_Data records:_

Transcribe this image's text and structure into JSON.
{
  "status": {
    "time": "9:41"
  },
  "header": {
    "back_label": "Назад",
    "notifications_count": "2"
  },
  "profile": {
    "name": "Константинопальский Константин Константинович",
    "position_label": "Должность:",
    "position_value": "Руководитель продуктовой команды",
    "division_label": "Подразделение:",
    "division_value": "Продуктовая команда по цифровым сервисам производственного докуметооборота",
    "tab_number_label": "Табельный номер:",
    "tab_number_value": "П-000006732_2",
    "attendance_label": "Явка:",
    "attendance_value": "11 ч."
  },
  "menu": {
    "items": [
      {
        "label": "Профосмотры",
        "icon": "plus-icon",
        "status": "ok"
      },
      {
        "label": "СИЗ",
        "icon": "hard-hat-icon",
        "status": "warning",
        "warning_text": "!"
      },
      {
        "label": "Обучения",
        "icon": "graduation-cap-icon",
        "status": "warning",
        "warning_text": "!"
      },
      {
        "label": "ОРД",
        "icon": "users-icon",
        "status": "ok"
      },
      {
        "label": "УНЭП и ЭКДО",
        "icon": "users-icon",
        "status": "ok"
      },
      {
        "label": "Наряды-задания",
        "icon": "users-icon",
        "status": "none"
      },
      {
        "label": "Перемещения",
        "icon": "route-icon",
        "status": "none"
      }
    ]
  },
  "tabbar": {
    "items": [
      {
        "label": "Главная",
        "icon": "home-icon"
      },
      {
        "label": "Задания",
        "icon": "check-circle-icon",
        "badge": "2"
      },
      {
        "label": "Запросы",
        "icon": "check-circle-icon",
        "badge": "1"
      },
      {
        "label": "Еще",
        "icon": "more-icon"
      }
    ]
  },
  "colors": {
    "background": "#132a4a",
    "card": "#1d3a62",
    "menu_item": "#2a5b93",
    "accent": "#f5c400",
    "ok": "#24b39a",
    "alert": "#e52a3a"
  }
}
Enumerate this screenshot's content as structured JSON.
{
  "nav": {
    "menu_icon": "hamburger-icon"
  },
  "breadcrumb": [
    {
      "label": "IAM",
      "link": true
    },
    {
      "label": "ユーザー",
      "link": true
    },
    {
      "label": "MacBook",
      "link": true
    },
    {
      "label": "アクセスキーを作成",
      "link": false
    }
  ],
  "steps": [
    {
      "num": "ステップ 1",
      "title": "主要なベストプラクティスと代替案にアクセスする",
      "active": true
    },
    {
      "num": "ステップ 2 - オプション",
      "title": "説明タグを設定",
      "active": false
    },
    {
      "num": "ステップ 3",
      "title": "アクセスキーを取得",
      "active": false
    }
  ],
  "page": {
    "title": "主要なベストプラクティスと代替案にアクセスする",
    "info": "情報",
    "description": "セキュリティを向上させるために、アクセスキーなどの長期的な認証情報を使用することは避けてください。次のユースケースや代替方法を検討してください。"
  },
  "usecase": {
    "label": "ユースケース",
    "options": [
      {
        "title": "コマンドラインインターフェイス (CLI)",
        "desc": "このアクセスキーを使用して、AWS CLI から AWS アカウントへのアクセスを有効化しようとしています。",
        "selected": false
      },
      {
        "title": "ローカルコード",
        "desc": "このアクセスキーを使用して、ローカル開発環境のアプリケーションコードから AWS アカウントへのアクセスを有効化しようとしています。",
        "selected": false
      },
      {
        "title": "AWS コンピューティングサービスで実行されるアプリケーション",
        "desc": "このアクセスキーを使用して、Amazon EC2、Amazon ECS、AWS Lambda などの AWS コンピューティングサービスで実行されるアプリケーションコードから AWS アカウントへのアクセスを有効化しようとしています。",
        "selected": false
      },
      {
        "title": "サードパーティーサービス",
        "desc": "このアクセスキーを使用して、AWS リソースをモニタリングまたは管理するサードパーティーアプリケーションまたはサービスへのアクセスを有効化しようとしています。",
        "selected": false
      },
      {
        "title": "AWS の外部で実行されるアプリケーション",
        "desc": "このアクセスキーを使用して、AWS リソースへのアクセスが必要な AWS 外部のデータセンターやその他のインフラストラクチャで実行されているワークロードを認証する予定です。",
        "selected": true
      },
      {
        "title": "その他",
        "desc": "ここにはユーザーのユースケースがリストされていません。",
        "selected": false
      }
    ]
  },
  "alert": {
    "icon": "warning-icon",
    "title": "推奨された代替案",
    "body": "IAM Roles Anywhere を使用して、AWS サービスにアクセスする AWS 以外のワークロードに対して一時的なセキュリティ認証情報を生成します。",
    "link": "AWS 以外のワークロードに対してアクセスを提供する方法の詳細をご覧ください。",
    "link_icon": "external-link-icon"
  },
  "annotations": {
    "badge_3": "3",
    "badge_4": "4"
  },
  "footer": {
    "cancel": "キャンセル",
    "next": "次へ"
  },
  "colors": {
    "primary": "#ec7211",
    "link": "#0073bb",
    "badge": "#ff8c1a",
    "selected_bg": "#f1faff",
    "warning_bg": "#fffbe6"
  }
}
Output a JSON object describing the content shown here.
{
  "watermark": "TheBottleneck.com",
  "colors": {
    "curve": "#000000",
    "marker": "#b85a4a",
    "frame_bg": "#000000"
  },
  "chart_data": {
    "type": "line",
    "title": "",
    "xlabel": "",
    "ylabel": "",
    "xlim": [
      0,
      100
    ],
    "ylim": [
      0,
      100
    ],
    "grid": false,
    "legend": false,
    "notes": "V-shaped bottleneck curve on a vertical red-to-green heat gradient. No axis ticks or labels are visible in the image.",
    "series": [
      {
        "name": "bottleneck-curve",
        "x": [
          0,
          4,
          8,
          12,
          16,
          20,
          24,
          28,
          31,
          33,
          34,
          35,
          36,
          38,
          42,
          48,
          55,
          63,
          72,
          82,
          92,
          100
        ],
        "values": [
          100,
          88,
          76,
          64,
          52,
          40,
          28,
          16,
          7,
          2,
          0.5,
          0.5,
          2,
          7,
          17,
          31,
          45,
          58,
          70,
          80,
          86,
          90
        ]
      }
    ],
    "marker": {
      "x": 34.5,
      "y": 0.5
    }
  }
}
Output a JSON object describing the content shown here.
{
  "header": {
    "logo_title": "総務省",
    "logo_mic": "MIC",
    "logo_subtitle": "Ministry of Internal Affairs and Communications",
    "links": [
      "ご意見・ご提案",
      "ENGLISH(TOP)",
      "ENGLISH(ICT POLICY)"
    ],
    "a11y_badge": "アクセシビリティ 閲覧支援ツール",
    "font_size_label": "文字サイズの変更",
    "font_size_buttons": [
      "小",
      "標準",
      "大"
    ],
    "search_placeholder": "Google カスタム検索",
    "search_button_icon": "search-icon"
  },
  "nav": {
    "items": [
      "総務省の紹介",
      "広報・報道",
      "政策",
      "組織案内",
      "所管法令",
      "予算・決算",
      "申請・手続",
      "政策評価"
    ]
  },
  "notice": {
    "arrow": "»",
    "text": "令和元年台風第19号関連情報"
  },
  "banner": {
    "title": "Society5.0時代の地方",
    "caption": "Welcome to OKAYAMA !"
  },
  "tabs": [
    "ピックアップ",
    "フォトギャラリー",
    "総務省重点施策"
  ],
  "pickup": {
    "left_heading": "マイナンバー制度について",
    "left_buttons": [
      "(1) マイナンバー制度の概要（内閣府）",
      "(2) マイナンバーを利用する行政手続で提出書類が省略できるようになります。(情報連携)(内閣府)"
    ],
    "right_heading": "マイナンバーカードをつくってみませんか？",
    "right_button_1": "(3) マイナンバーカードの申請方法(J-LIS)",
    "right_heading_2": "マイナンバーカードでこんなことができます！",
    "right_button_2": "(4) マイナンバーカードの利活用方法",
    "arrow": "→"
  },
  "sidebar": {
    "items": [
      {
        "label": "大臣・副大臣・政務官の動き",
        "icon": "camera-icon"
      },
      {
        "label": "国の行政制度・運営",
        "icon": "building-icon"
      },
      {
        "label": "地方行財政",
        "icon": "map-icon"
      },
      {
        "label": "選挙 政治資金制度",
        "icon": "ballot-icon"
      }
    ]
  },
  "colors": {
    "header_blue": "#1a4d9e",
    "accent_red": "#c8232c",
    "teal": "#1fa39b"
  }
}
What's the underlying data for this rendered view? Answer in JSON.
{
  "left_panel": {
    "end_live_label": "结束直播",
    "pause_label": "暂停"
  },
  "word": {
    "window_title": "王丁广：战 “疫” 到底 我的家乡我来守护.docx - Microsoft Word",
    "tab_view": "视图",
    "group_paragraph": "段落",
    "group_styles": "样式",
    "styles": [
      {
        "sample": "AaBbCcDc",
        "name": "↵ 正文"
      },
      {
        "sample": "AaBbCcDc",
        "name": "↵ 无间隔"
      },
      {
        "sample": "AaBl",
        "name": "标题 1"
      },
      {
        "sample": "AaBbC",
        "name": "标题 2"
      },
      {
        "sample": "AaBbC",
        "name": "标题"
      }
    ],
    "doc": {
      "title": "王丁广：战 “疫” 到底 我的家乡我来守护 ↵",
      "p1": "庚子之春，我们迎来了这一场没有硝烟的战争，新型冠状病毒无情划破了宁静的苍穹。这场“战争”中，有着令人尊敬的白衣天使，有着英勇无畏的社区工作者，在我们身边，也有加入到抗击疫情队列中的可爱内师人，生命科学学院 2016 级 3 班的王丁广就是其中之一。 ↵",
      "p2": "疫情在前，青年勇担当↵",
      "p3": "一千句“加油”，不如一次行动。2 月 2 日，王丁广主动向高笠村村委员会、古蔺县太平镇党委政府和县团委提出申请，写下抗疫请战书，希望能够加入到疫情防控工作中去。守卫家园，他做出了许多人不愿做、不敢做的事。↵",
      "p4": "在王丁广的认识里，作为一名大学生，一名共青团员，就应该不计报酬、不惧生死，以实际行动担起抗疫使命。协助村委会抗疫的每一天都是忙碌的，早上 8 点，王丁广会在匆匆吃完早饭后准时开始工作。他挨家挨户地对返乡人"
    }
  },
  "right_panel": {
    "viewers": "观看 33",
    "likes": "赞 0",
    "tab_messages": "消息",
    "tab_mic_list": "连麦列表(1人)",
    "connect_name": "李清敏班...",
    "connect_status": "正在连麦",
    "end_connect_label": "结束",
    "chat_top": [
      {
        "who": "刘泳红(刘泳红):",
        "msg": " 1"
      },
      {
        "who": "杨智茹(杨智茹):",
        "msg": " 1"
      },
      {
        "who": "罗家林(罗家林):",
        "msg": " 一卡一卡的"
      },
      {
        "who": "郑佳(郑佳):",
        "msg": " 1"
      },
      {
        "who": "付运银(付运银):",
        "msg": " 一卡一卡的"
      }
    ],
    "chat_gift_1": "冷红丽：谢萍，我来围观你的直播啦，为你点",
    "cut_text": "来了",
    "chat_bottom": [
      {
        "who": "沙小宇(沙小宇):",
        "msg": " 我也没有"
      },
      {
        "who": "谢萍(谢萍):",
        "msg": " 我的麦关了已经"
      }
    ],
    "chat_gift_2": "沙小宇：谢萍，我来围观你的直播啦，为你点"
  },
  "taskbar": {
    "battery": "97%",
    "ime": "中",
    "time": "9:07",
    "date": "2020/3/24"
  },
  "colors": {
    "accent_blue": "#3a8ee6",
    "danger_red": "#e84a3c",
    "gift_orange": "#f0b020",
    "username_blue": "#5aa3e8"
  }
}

_Exercise requirements:_
List the lines of the entries that include "this".

_Result:_
Transcribe this image's text and structure into JSON.
Enumerate this screenshot's content as structured JSON.
What's the underlying data for this rendered view? Answer in JSON.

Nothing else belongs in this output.